▸ Written exercise:
Identify the lines containing the word "title". Copy each one.
━━━━━━━━
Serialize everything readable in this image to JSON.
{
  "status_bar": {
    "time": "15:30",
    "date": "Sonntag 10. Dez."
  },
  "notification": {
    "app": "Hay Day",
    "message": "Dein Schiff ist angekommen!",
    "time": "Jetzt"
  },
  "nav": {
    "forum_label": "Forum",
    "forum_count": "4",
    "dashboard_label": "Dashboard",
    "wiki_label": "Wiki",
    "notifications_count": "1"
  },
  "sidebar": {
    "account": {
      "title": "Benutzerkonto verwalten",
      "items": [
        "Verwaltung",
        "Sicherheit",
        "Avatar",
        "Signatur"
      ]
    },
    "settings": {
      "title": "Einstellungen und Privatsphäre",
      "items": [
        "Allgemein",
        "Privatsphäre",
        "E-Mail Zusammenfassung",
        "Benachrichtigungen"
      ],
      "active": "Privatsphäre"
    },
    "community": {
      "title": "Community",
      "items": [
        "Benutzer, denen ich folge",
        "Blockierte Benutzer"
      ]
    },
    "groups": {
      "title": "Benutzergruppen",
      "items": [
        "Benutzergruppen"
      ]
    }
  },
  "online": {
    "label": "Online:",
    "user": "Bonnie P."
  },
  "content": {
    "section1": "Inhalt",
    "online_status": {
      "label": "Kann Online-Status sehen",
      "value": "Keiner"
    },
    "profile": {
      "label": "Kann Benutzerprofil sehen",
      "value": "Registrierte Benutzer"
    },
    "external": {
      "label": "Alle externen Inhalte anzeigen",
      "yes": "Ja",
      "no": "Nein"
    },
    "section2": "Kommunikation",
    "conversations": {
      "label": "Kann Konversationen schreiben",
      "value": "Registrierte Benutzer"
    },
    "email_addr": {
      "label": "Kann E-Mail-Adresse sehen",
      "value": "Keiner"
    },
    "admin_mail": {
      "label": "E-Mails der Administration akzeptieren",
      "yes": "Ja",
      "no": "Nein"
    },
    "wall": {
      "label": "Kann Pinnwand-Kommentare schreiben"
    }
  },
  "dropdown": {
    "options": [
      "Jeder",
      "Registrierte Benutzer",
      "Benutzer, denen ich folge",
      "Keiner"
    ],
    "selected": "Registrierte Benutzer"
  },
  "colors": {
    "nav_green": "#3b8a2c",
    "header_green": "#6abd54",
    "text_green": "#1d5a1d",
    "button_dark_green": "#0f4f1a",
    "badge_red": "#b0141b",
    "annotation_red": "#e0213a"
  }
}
━━━━━━━━
▸ Task response:
      "title": "Benutzerkonto verwalten",
      "title": "Einstellungen und Privatsphäre",
      "title": "Community",
      "title": "Benutzergruppen",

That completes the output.